— START Dataset records —

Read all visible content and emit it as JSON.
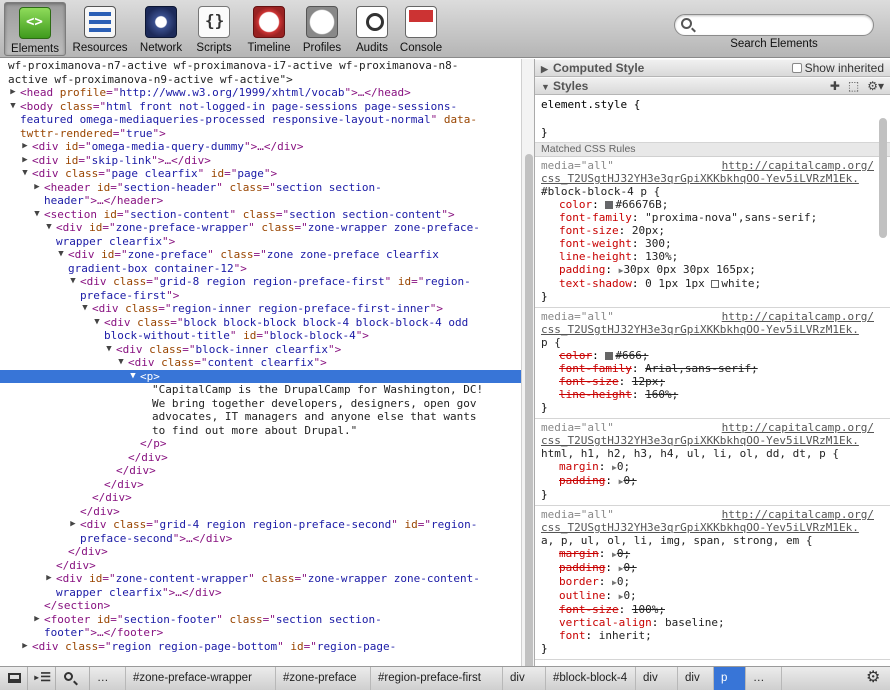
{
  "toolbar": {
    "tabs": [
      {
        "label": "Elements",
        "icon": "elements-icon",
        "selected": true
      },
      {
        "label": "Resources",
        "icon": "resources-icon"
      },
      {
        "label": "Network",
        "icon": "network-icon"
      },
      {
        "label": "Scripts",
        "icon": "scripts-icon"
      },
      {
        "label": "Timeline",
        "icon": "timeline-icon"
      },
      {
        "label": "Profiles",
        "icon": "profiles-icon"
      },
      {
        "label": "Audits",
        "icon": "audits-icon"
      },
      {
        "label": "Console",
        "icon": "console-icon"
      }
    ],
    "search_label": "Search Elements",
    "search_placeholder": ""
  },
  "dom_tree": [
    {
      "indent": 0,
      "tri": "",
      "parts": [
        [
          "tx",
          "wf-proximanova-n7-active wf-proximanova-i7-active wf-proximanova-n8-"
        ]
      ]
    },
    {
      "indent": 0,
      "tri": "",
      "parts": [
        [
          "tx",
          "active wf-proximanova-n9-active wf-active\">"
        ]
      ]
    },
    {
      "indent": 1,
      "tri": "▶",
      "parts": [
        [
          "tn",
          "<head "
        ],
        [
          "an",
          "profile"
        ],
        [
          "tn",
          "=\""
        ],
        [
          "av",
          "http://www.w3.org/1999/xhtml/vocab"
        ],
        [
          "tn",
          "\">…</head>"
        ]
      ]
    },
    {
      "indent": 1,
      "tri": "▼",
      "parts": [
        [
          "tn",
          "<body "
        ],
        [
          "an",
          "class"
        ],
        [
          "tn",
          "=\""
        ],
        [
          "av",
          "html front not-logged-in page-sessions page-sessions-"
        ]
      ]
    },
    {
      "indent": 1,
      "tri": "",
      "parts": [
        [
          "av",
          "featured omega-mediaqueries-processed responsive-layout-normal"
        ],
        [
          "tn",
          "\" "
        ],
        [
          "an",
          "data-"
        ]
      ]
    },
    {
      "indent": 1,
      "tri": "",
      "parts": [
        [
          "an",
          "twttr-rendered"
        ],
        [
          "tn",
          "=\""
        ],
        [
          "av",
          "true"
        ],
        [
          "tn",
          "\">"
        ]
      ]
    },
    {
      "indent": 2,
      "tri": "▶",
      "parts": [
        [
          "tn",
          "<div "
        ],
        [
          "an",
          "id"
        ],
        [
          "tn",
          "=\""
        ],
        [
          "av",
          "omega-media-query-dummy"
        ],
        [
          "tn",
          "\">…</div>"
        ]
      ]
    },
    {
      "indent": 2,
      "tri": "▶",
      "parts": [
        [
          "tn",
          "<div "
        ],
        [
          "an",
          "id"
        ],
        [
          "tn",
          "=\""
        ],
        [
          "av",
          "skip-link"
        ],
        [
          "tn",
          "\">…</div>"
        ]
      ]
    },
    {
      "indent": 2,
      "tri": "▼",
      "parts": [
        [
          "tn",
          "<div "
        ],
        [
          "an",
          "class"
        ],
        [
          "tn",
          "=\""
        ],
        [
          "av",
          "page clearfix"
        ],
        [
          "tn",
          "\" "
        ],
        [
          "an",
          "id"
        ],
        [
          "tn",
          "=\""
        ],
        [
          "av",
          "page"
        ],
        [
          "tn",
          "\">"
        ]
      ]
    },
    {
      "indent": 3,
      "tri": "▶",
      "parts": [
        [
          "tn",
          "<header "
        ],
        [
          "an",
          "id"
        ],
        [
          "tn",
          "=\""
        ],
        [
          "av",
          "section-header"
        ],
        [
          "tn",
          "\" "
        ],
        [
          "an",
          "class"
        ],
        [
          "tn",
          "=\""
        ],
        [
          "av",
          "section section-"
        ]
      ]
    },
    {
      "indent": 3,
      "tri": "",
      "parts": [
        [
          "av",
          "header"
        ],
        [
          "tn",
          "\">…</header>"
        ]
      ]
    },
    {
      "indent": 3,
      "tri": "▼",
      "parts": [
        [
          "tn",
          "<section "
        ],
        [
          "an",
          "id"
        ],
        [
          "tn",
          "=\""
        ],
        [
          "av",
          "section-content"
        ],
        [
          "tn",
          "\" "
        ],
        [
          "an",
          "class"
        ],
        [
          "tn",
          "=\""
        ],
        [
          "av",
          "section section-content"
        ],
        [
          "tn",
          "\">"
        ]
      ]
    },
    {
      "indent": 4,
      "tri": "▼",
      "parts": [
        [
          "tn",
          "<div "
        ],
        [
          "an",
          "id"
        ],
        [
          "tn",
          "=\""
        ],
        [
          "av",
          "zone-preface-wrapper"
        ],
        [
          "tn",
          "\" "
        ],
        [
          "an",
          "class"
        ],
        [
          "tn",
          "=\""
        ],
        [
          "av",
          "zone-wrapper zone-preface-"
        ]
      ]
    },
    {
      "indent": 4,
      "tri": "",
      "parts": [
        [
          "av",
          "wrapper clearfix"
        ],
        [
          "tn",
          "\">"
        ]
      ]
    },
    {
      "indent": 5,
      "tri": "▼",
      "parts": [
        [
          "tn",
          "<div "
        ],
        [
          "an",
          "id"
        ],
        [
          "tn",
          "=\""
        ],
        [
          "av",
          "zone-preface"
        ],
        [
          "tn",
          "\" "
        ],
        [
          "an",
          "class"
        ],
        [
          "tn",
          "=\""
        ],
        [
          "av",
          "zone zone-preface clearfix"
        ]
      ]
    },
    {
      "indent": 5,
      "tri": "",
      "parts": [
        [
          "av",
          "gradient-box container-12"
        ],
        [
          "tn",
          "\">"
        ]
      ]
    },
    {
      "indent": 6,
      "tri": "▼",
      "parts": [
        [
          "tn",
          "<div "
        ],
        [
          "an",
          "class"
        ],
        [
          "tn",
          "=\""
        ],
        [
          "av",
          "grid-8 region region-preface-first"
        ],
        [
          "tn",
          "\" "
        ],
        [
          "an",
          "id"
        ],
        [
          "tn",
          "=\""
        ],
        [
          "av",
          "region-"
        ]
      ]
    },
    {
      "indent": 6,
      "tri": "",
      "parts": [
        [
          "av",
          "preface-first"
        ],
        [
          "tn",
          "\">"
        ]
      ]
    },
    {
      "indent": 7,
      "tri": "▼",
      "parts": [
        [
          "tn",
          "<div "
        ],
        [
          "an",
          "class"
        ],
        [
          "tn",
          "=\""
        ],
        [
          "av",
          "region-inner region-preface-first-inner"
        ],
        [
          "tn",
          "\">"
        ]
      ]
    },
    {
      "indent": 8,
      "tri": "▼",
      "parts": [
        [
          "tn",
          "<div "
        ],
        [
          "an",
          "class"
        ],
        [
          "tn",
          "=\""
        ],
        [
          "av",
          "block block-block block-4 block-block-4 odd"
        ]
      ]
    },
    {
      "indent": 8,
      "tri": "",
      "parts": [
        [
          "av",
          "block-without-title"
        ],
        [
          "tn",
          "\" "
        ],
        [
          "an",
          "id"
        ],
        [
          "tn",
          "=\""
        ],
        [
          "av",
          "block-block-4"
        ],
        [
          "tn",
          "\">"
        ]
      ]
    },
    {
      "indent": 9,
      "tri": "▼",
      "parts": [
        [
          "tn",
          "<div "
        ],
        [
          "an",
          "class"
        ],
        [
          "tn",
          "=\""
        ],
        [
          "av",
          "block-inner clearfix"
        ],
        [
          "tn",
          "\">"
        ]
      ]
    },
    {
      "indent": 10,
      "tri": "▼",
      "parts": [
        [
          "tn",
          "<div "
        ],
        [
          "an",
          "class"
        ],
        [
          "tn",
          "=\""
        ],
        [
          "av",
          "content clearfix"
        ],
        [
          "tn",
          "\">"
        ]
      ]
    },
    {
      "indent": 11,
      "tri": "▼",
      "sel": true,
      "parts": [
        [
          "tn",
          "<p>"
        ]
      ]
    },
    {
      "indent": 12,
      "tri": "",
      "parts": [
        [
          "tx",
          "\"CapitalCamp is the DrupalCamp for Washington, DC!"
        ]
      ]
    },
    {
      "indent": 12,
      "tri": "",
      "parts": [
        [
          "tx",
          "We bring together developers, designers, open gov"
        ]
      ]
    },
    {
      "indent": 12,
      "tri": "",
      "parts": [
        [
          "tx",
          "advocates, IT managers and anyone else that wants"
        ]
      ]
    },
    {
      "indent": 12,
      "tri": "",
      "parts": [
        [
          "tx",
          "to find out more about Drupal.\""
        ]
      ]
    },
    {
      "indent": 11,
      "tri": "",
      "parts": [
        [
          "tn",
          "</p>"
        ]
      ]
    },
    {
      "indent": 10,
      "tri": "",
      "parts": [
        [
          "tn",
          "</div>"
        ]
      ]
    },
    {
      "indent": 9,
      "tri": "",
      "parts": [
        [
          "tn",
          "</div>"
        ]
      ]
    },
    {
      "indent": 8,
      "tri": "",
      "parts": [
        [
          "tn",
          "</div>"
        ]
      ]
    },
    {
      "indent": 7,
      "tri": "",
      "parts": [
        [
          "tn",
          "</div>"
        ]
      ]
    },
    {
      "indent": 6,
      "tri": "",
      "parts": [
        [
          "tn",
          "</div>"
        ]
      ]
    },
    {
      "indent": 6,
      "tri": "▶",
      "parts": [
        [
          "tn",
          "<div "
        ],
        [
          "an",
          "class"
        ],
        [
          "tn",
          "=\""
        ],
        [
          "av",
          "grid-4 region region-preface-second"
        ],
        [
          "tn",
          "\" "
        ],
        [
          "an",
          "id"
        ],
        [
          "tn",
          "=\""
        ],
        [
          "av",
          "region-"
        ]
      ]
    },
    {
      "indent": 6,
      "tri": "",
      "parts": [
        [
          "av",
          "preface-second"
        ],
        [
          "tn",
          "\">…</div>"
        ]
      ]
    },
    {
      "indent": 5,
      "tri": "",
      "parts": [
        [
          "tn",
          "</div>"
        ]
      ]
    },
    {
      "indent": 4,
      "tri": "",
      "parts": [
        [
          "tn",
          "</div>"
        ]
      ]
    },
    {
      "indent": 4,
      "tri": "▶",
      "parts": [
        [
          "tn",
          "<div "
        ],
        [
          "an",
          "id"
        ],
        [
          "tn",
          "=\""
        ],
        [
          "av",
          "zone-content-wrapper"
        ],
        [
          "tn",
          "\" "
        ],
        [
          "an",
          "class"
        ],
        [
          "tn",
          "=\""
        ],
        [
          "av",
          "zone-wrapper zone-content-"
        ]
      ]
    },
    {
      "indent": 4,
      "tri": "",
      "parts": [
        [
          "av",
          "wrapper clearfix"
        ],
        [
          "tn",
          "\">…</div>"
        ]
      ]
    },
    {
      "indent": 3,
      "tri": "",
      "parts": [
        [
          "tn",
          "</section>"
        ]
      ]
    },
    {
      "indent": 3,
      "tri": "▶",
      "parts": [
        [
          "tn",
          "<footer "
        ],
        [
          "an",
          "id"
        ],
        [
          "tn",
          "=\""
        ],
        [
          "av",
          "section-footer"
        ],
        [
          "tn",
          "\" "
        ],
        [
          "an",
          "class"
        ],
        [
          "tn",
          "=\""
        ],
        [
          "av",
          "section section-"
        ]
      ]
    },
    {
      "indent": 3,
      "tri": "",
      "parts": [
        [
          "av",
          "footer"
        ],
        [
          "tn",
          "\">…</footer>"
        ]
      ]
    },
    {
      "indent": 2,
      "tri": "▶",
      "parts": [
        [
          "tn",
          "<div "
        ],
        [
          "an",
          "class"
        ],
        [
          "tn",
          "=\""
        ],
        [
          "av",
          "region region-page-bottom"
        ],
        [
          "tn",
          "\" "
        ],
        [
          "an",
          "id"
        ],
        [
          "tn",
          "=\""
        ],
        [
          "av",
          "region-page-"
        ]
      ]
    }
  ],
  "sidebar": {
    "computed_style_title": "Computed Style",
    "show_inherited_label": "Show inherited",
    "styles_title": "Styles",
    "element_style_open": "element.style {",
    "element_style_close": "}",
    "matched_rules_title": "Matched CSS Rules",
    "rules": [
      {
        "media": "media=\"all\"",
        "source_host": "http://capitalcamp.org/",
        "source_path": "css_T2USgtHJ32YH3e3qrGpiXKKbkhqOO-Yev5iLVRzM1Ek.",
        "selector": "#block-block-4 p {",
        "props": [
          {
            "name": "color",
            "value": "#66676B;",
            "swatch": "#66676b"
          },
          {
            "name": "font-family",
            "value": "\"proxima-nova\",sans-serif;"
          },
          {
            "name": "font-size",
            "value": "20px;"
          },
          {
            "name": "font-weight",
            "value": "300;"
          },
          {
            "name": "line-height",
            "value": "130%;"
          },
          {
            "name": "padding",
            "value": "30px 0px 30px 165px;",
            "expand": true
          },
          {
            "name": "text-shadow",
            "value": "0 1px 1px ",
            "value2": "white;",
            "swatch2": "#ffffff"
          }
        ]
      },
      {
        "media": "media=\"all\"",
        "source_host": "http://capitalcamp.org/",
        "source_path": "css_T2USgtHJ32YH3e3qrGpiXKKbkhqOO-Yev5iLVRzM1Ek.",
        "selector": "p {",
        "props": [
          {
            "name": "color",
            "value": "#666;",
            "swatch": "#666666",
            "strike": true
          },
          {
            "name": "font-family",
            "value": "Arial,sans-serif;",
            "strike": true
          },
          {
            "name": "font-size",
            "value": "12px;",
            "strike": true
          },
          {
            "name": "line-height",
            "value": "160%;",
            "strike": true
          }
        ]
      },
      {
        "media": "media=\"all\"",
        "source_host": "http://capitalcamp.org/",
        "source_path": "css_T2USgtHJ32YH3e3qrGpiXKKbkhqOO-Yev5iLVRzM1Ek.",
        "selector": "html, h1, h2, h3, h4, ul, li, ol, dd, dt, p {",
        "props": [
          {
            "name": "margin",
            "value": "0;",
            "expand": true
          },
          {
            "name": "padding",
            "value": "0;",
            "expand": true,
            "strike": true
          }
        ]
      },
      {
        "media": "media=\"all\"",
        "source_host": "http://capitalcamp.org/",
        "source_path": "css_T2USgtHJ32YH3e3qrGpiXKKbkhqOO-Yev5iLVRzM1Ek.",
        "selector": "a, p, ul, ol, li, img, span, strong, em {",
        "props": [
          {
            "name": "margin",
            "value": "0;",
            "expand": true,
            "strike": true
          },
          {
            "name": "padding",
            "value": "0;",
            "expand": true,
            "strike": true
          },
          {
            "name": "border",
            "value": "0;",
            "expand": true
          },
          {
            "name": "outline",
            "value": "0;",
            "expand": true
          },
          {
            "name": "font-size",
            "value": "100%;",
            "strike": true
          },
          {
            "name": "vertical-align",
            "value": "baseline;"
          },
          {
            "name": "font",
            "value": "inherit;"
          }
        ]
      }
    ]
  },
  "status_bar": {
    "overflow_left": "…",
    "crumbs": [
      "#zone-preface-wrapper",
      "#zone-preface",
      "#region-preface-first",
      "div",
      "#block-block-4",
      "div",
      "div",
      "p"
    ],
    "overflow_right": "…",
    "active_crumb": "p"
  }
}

— END Dataset records —
— START Dataset records —

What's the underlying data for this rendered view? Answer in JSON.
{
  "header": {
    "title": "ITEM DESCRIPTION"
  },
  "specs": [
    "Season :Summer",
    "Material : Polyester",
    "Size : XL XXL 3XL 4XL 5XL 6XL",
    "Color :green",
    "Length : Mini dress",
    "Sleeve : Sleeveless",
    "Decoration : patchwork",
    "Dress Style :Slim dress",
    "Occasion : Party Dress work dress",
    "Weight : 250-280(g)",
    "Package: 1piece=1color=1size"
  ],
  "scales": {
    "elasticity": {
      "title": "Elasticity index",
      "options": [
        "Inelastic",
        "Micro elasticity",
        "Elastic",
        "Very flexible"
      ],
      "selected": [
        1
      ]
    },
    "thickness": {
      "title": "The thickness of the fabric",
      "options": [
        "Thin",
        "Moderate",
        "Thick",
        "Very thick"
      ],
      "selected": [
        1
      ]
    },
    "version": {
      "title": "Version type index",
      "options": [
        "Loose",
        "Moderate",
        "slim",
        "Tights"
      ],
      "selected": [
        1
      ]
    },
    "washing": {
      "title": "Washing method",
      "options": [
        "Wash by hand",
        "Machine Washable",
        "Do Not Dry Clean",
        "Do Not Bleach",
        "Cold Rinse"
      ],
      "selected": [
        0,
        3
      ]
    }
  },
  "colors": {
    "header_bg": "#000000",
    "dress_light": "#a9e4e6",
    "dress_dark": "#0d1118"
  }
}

— END Dataset records —

Pull out every line holding "JSON" from the records above, and copy it.

Read all visible content and emit it as JSON.
What's the underlying data for this rendered view? Answer in JSON.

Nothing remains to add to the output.